### Required work
Quote the listing in full, exactly as given, minus any pictures.
#### Material provided
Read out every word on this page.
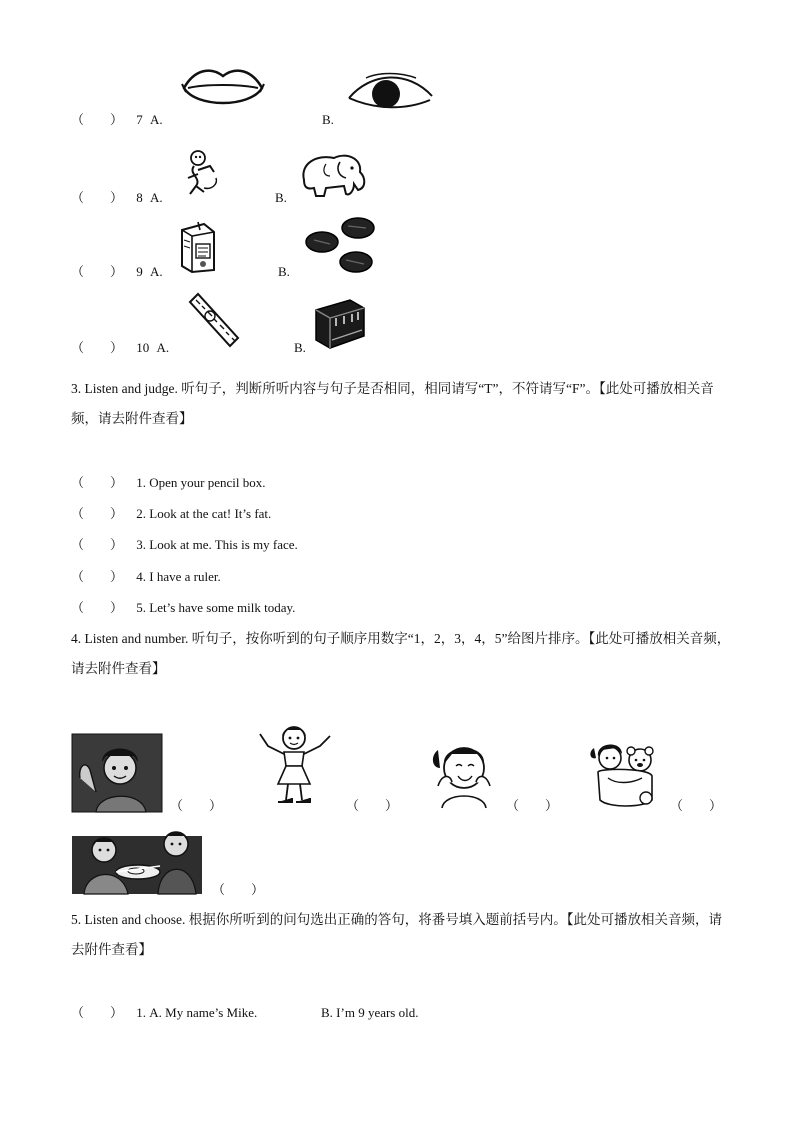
（　　） 7 A.	B.
（　　） 8 A.	B.
（　　） 9 A.	B.
（　　） 10 A.	B.
3. Listen and judge. 听句子，判断所听内容与句子是否相同，相同请写“T”，不符请写“F”。【此处可播放相关音频，请去附件查看】
（　　） 1. Open your pencil box.
（　　） 2. Look at the cat! It’s fat.
（　　） 3. Look at me. This is my face.
（　　） 4. I have a ruler.
（　　） 5. Let’s have some milk today.
4. Listen and number. 听句子，按你听到的句子顺序用数字“1，2，3，4，5”给图片排序。【此处可播放相关音频，请去附件查看】
（　　）	（　　）	（　　）	（　　）
（　　）
5. Listen and choose. 根据你所听到的问句选出正确的答句，将番号填入题前括号内。【此处可播放相关音频，请去附件查看】
（　　） 1. A. My name’s Mike.	B. I’m 9 years old.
########
### Correct result
Read out every word on this page.
（　　） 7 A.	B.
（　　） 8 A.	B.
（　　） 9 A.	B.
（　　） 10 A.	B.
3. Listen and judge. 听句子，判断所听内容与句子是否相同，相同请写“T”，不符请写“F”。【此处可播放相关音频，请去附件查看】
（　　） 1. Open your pencil box.
（　　） 2. Look at the cat! It’s fat.
（　　） 3. Look at me. This is my face.
（　　） 4. I have a ruler.
（　　） 5. Let’s have some milk today.
4. Listen and number. 听句子，按你听到的句子顺序用数字“1，2，3，4，5”给图片排序。【此处可播放相关音频，请去附件查看】
（　　）	（　　）	（　　）	（　　）
（　　）
5. Listen and choose. 根据你所听到的问句选出正确的答句，将番号填入题前括号内。【此处可播放相关音频，请去附件查看】
（　　） 1. A. My name’s Mike.	B. I’m 9 years old.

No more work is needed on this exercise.